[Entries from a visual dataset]
====

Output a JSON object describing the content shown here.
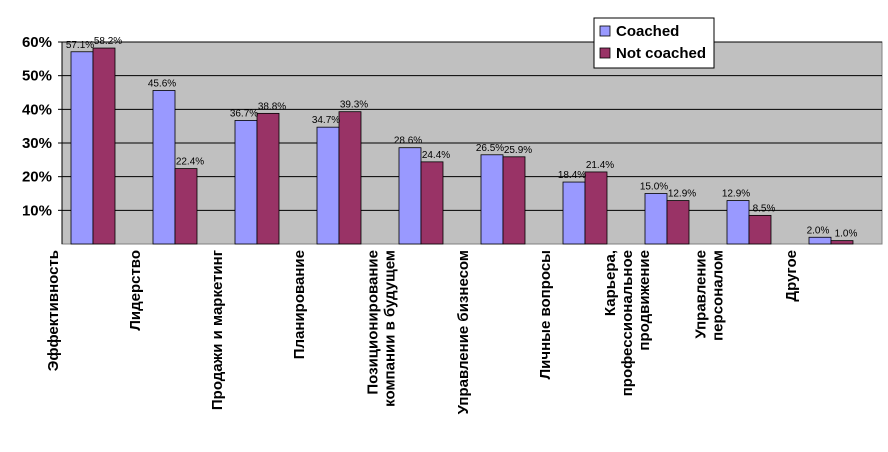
{
  "chart_data": {
    "type": "bar",
    "categories": [
      [
        "Эффективность"
      ],
      [
        "Лидерство"
      ],
      [
        "Продажи и маркетинг"
      ],
      [
        "Планирование"
      ],
      [
        "Позиционирование",
        "компании в будущем"
      ],
      [
        "Управление бизнесом"
      ],
      [
        "Личные вопросы"
      ],
      [
        "Карьера,",
        "профессиональное",
        "продвижение"
      ],
      [
        "Управление",
        "персоналом"
      ],
      [
        "Другое"
      ]
    ],
    "series": [
      {
        "name": "Coached",
        "color": "#9999ff",
        "values": [
          57.1,
          45.6,
          36.7,
          34.7,
          28.6,
          26.5,
          18.4,
          15.0,
          12.9,
          2.0
        ],
        "labels": [
          "57.1%",
          "45.6%",
          "36.7%",
          "34.7%",
          "28.6%",
          "26.5%",
          "18.4%",
          "15.0%",
          "12.9%",
          "2.0%"
        ]
      },
      {
        "name": "Not coached",
        "color": "#993366",
        "values": [
          58.2,
          22.4,
          38.8,
          39.3,
          24.4,
          25.9,
          21.4,
          12.9,
          8.5,
          1.0
        ],
        "labels": [
          "58.2%",
          "22.4%",
          "38.8%",
          "39.3%",
          "24.4%",
          "25.9%",
          "21.4%",
          "12.9%",
          "8.5%",
          "1.0%"
        ]
      }
    ],
    "yticks": [
      "10%",
      "20%",
      "30%",
      "40%",
      "50%",
      "60%"
    ],
    "ytick_values": [
      10,
      20,
      30,
      40,
      50,
      60
    ],
    "ylim": [
      0,
      60
    ],
    "grid": true,
    "legend_position": "top-right",
    "plot_background": "#c0c0c0"
  }
}
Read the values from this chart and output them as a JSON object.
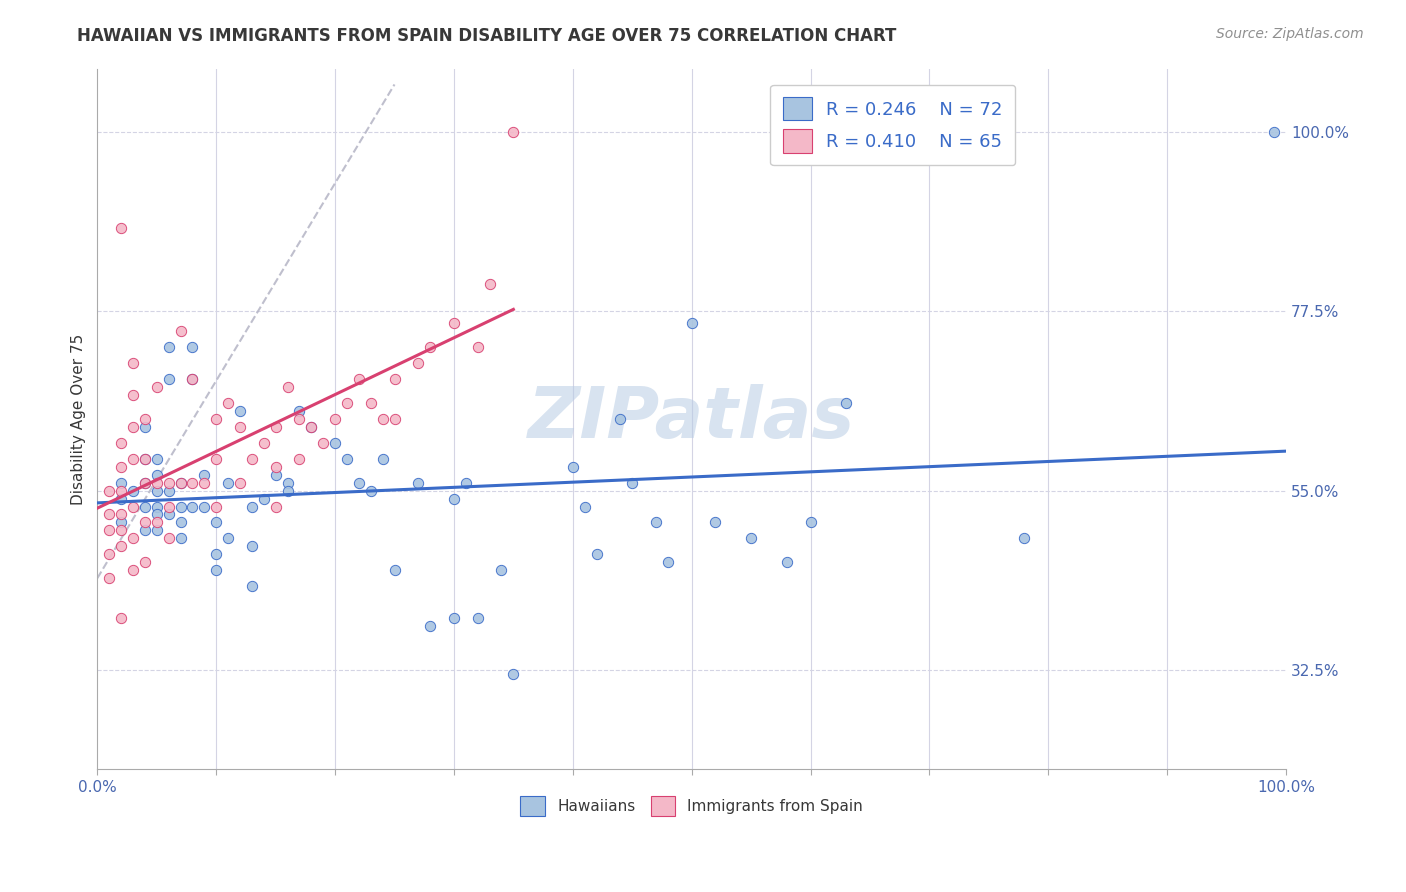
{
  "title": "HAWAIIAN VS IMMIGRANTS FROM SPAIN DISABILITY AGE OVER 75 CORRELATION CHART",
  "source": "Source: ZipAtlas.com",
  "ylabel": "Disability Age Over 75",
  "watermark": "ZIPatlas",
  "xlim": [
    0.0,
    1.0
  ],
  "ylim": [
    0.2,
    1.08
  ],
  "yticks": [
    0.325,
    0.55,
    0.775,
    1.0
  ],
  "ytick_labels": [
    "32.5%",
    "55.0%",
    "77.5%",
    "100.0%"
  ],
  "xtick_labels": [
    "0.0%",
    "100.0%"
  ],
  "legend_row1": "R = 0.246    N = 72",
  "legend_row2": "R = 0.410    N = 65",
  "hawaiian_color": "#a8c4e0",
  "spain_color": "#f4b8c8",
  "hawaiian_line_color": "#3a6bc8",
  "spain_line_color": "#d84070",
  "dashed_line_color": "#b8b8c8",
  "background_color": "#ffffff",
  "grid_color": "#d4d4e4",
  "title_color": "#383838",
  "source_color": "#909090",
  "axis_label_color": "#4a68b0",
  "legend_color": "#3a6bc8",
  "hawaiian_scatter_x": [
    0.02,
    0.02,
    0.02,
    0.03,
    0.04,
    0.04,
    0.04,
    0.04,
    0.04,
    0.05,
    0.05,
    0.05,
    0.05,
    0.05,
    0.05,
    0.06,
    0.06,
    0.06,
    0.06,
    0.07,
    0.07,
    0.07,
    0.07,
    0.08,
    0.08,
    0.08,
    0.09,
    0.09,
    0.1,
    0.1,
    0.1,
    0.11,
    0.11,
    0.12,
    0.13,
    0.13,
    0.13,
    0.14,
    0.15,
    0.16,
    0.16,
    0.17,
    0.18,
    0.2,
    0.21,
    0.22,
    0.23,
    0.24,
    0.25,
    0.27,
    0.28,
    0.3,
    0.3,
    0.31,
    0.32,
    0.34,
    0.35,
    0.4,
    0.41,
    0.42,
    0.44,
    0.45,
    0.47,
    0.48,
    0.5,
    0.52,
    0.55,
    0.58,
    0.6,
    0.63,
    0.78,
    0.99
  ],
  "hawaiian_scatter_y": [
    0.56,
    0.54,
    0.51,
    0.55,
    0.63,
    0.59,
    0.56,
    0.53,
    0.5,
    0.59,
    0.57,
    0.55,
    0.53,
    0.52,
    0.5,
    0.73,
    0.69,
    0.55,
    0.52,
    0.56,
    0.53,
    0.51,
    0.49,
    0.73,
    0.69,
    0.53,
    0.57,
    0.53,
    0.51,
    0.47,
    0.45,
    0.56,
    0.49,
    0.65,
    0.53,
    0.48,
    0.43,
    0.54,
    0.57,
    0.56,
    0.55,
    0.65,
    0.63,
    0.61,
    0.59,
    0.56,
    0.55,
    0.59,
    0.45,
    0.56,
    0.38,
    0.54,
    0.39,
    0.56,
    0.39,
    0.45,
    0.32,
    0.58,
    0.53,
    0.47,
    0.64,
    0.56,
    0.51,
    0.46,
    0.76,
    0.51,
    0.49,
    0.46,
    0.51,
    0.66,
    0.49,
    1.0
  ],
  "spain_scatter_x": [
    0.01,
    0.01,
    0.01,
    0.01,
    0.01,
    0.02,
    0.02,
    0.02,
    0.02,
    0.02,
    0.02,
    0.02,
    0.03,
    0.03,
    0.03,
    0.03,
    0.03,
    0.03,
    0.03,
    0.04,
    0.04,
    0.04,
    0.04,
    0.04,
    0.05,
    0.05,
    0.05,
    0.06,
    0.06,
    0.06,
    0.07,
    0.07,
    0.08,
    0.08,
    0.09,
    0.1,
    0.1,
    0.1,
    0.11,
    0.12,
    0.12,
    0.13,
    0.14,
    0.15,
    0.15,
    0.15,
    0.16,
    0.17,
    0.17,
    0.18,
    0.19,
    0.2,
    0.21,
    0.22,
    0.23,
    0.24,
    0.25,
    0.25,
    0.27,
    0.28,
    0.3,
    0.32,
    0.33,
    0.35,
    0.02
  ],
  "spain_scatter_y": [
    0.55,
    0.52,
    0.5,
    0.47,
    0.44,
    0.61,
    0.58,
    0.55,
    0.52,
    0.5,
    0.48,
    0.39,
    0.71,
    0.67,
    0.63,
    0.59,
    0.53,
    0.49,
    0.45,
    0.64,
    0.59,
    0.56,
    0.51,
    0.46,
    0.68,
    0.56,
    0.51,
    0.56,
    0.53,
    0.49,
    0.75,
    0.56,
    0.69,
    0.56,
    0.56,
    0.64,
    0.59,
    0.53,
    0.66,
    0.63,
    0.56,
    0.59,
    0.61,
    0.63,
    0.58,
    0.53,
    0.68,
    0.64,
    0.59,
    0.63,
    0.61,
    0.64,
    0.66,
    0.69,
    0.66,
    0.64,
    0.69,
    0.64,
    0.71,
    0.73,
    0.76,
    0.73,
    0.81,
    1.0,
    0.88
  ],
  "title_fontsize": 12,
  "source_fontsize": 10,
  "label_fontsize": 11,
  "tick_fontsize": 11,
  "legend_fontsize": 13,
  "watermark_fontsize": 52,
  "marker_size": 55,
  "bottom_legend_labels": [
    "Hawaiians",
    "Immigrants from Spain"
  ]
}
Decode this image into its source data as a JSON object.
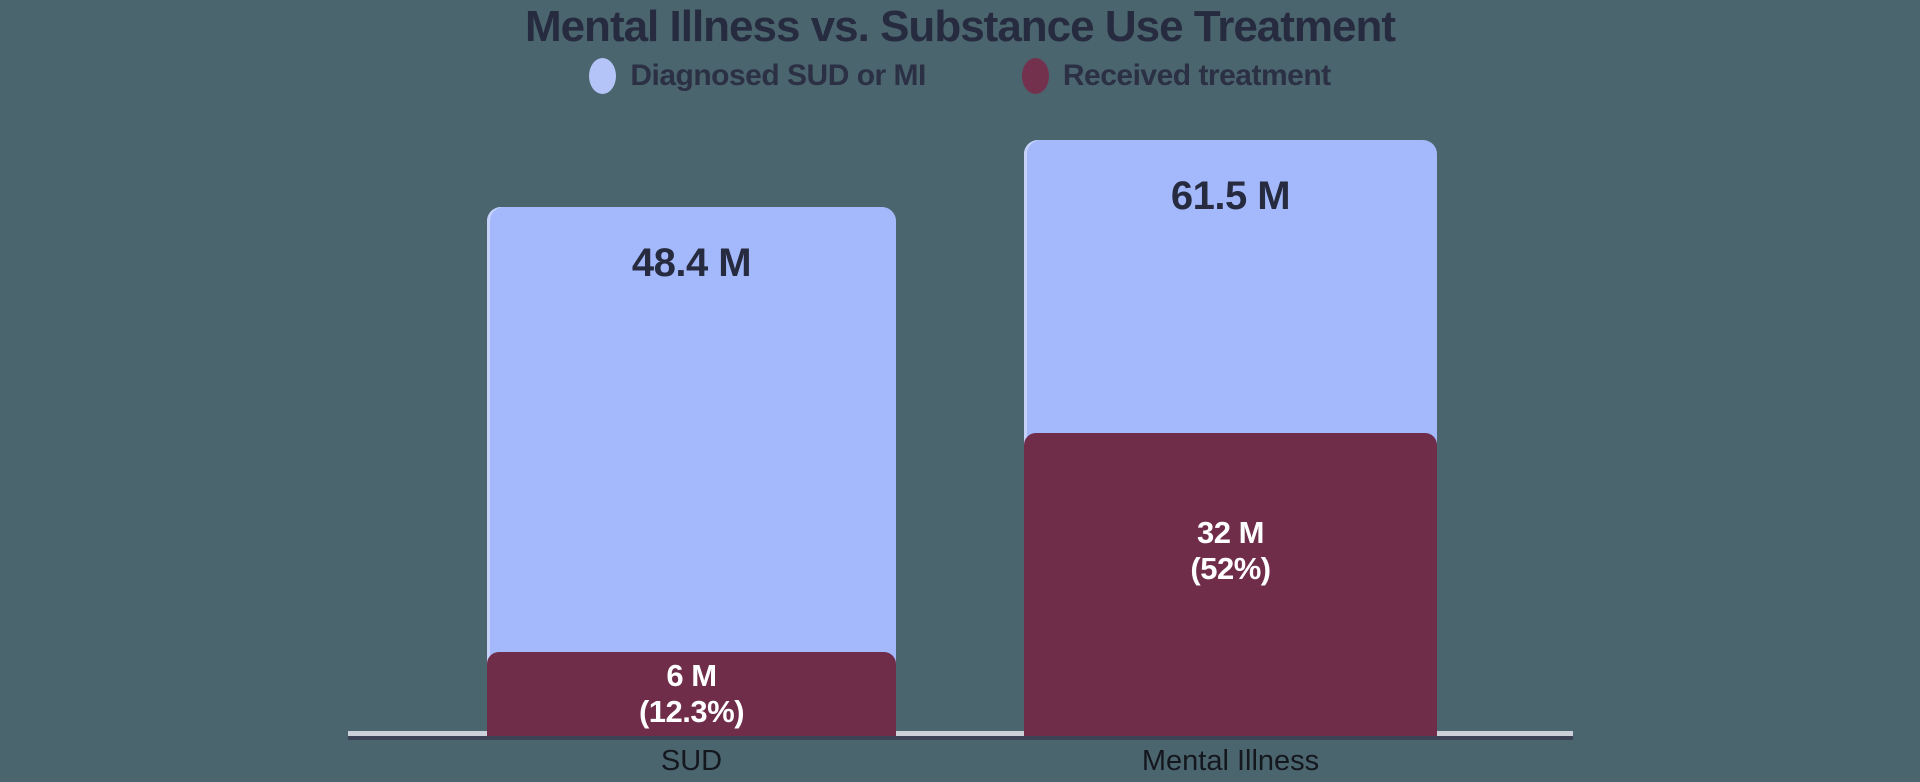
{
  "title": "Mental Illness vs. Substance Use Treatment",
  "legend": {
    "items": [
      {
        "label": "Diagnosed SUD or MI",
        "color": "#b4c4f8"
      },
      {
        "label": "Received treatment",
        "color": "#74314e"
      }
    ]
  },
  "bars": [
    {
      "category": "SUD",
      "diagnosed_label": "48.4 M",
      "treated_line1": "6 M",
      "treated_line2": "(12.3%)"
    },
    {
      "category": "Mental Illness",
      "diagnosed_label": "61.5 M",
      "treated_line1": "32 M",
      "treated_line2": "(52%)"
    }
  ],
  "chart_data": {
    "type": "bar",
    "title": "Mental Illness vs. Substance Use Treatment",
    "categories": [
      "SUD",
      "Mental Illness"
    ],
    "series": [
      {
        "name": "Diagnosed SUD or MI",
        "values": [
          48.4,
          61.5
        ],
        "unit": "million people",
        "color": "#a3b9fb"
      },
      {
        "name": "Received treatment",
        "values": [
          6,
          32
        ],
        "unit": "million people",
        "percent_of_diagnosed": [
          12.3,
          52
        ],
        "color": "#6f2d4a"
      }
    ],
    "data_labels": [
      "48.4 M",
      "61.5 M",
      "6 M (12.3%)",
      "32 M (52%)"
    ],
    "legend_position": "top",
    "grid": false,
    "xlabel": "",
    "ylabel": "",
    "y_axis_visible": false,
    "layout": "overlay"
  },
  "colors": {
    "background": "#4b656e",
    "bar_diagnosed": "#a3b9fb",
    "bar_treated": "#6f2d4a",
    "dark_text": "#272b3f",
    "white_text": "#ffffff",
    "axis_line_light": "#ccd0d8",
    "axis_line_dark": "#3d4356"
  }
}
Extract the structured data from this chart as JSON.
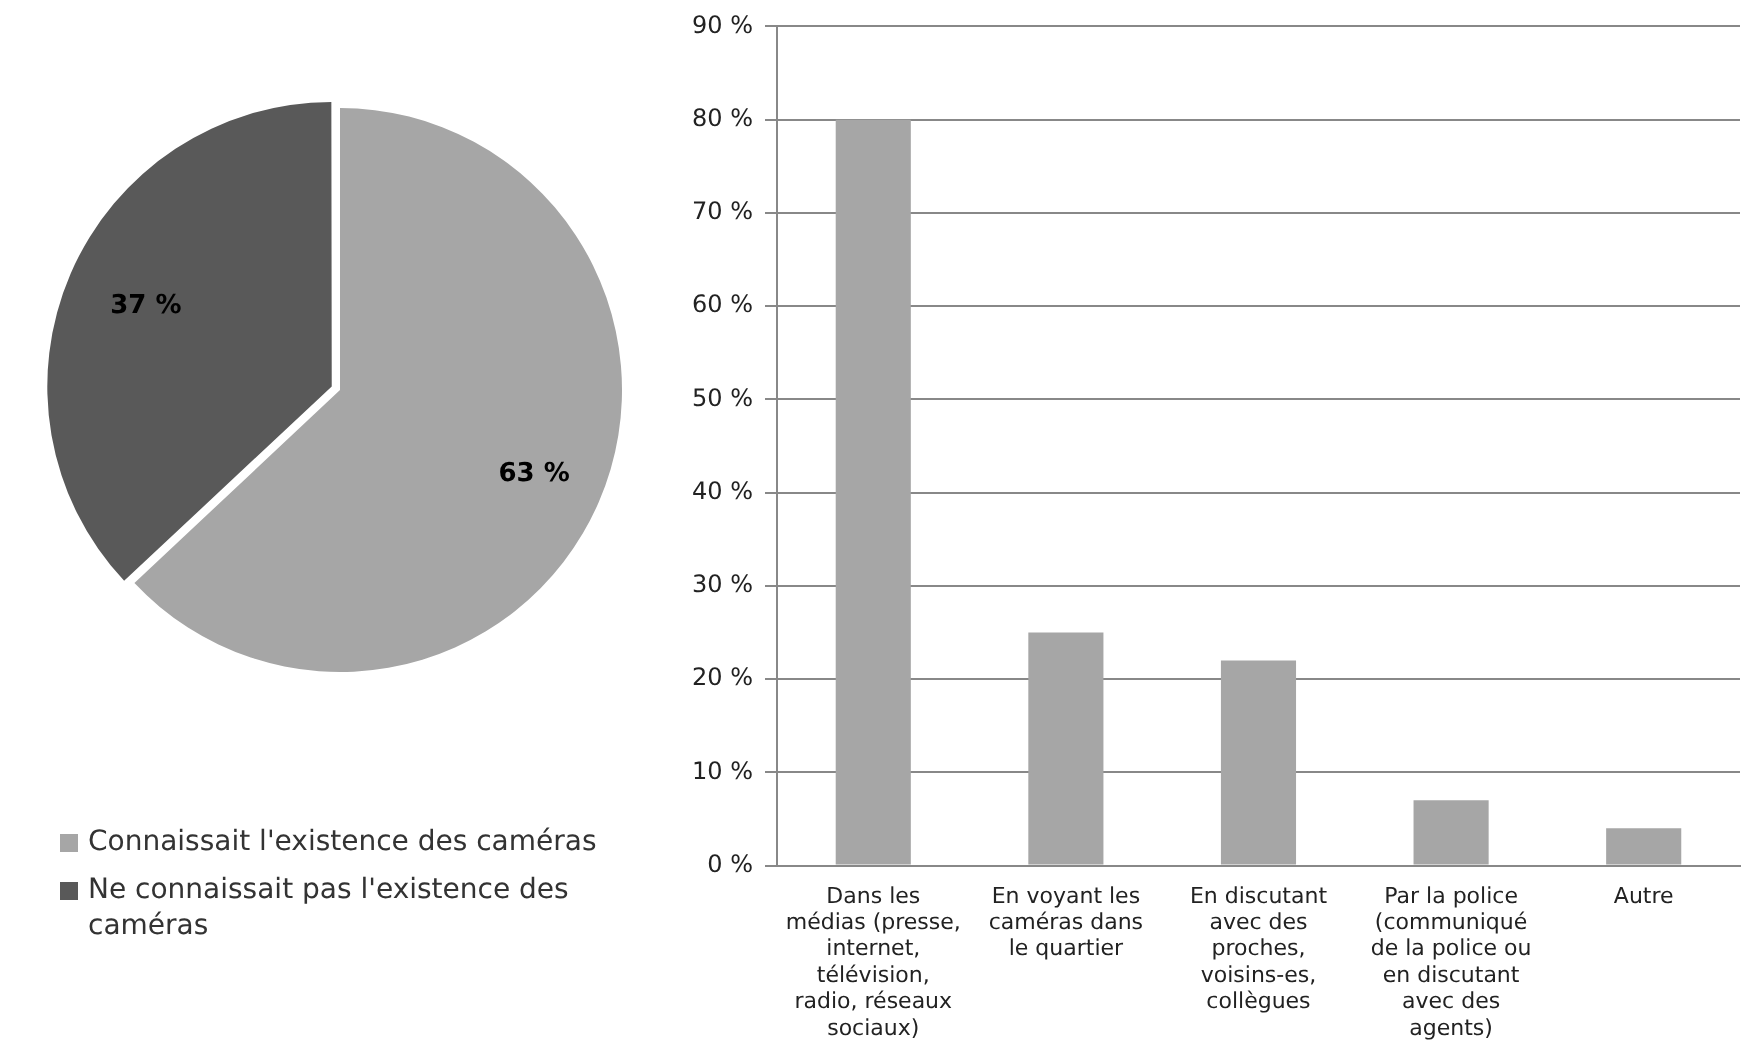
{
  "chart_data": [
    {
      "type": "pie",
      "categories": [
        "Connaissait l'existence des caméras",
        "Ne connaissait pas l'existence des caméras"
      ],
      "values": [
        63,
        37
      ],
      "colors": [
        "#a6a6a6",
        "#595959"
      ],
      "value_labels": [
        "63 %",
        "37 %"
      ],
      "legend": "bottom"
    },
    {
      "type": "bar",
      "categories": [
        "Dans les médias (presse, internet, télévision, radio, réseaux sociaux)",
        "En voyant les caméras dans le quartier",
        "En discutant avec des proches, voisins-es, collègues",
        "Par la police (communiqué de la police ou en discutant avec des agents)",
        "Autre"
      ],
      "values": [
        80,
        25,
        22,
        7,
        4
      ],
      "color": "#a6a6a6",
      "ylim": [
        0,
        90
      ],
      "yticks": [
        {
          "value": 0,
          "label": "0 %"
        },
        {
          "value": 10,
          "label": "10 %"
        },
        {
          "value": 20,
          "label": "20 %"
        },
        {
          "value": 30,
          "label": "30 %"
        },
        {
          "value": 40,
          "label": "40 %"
        },
        {
          "value": 50,
          "label": "50 %"
        },
        {
          "value": 60,
          "label": "60 %"
        },
        {
          "value": 70,
          "label": "70 %"
        },
        {
          "value": 80,
          "label": "80 %"
        },
        {
          "value": 90,
          "label": "90 %"
        }
      ],
      "grid": "y",
      "legend": false
    }
  ]
}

====

- The problem: Which lines hold the string "name"? Copy all of them from the data above.

- Completed task:
        "name": "Coached",
        "name": "Not coached",
        "name": "Diagnosed SUD or MI",
        "name": "Received treatment",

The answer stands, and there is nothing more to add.